Aim >>
Restate the entries word for word, omitting nothing.
▼
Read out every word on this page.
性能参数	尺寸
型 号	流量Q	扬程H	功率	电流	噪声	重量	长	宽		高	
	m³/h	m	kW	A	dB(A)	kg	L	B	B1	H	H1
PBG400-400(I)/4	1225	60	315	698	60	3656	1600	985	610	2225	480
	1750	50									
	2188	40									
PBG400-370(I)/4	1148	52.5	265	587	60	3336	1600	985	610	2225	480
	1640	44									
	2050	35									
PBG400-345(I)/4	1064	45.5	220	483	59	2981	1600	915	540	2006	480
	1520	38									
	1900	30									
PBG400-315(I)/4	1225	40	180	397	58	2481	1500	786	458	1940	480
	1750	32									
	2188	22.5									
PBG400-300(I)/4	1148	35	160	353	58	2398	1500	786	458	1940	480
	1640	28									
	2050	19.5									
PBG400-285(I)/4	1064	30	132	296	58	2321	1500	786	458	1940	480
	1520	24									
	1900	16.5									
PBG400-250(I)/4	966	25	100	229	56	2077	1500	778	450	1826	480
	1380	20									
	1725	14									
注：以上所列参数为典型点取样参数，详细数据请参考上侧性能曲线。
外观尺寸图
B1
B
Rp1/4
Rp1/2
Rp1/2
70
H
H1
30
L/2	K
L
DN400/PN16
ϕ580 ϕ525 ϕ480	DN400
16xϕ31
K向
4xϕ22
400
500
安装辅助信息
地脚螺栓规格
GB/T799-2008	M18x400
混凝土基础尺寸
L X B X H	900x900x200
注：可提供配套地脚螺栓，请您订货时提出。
▲
Result for this task >>
Read out every word on this page.
性能参数	尺寸
型 号	流量Q	扬程H	功率	电流	噪声	重量	长	宽		高	
	m³/h	m	kW	A	dB(A)	kg	L	B	B1	H	H1
PBG400-400(I)/4	1225	60	315	698	60	3656	1600	985	610	2225	480
	1750	50									
	2188	40									
PBG400-370(I)/4	1148	52.5	265	587	60	3336	1600	985	610	2225	480
	1640	44									
	2050	35									
PBG400-345(I)/4	1064	45.5	220	483	59	2981	1600	915	540	2006	480
	1520	38									
	1900	30									
PBG400-315(I)/4	1225	40	180	397	58	2481	1500	786	458	1940	480
	1750	32									
	2188	22.5									
PBG400-300(I)/4	1148	35	160	353	58	2398	1500	786	458	1940	480
	1640	28									
	2050	19.5									
PBG400-285(I)/4	1064	30	132	296	58	2321	1500	786	458	1940	480
	1520	24									
	1900	16.5									
PBG400-250(I)/4	966	25	100	229	56	2077	1500	778	450	1826	480
	1380	20									
	1725	14									
注：以上所列参数为典型点取样参数，详细数据请参考上侧性能曲线。
外观尺寸图
B1
B
Rp1/4
Rp1/2
Rp1/2
70
H
H1
30
L/2	K
L
DN400/PN16
ϕ580 ϕ525 ϕ480	DN400
16xϕ31
K向
4xϕ22
400
500
安装辅助信息
地脚螺栓规格
GB/T799-2008	M18x400
混凝土基础尺寸
L X B X H	900x900x200
注：可提供配套地脚螺栓，请您订货时提出。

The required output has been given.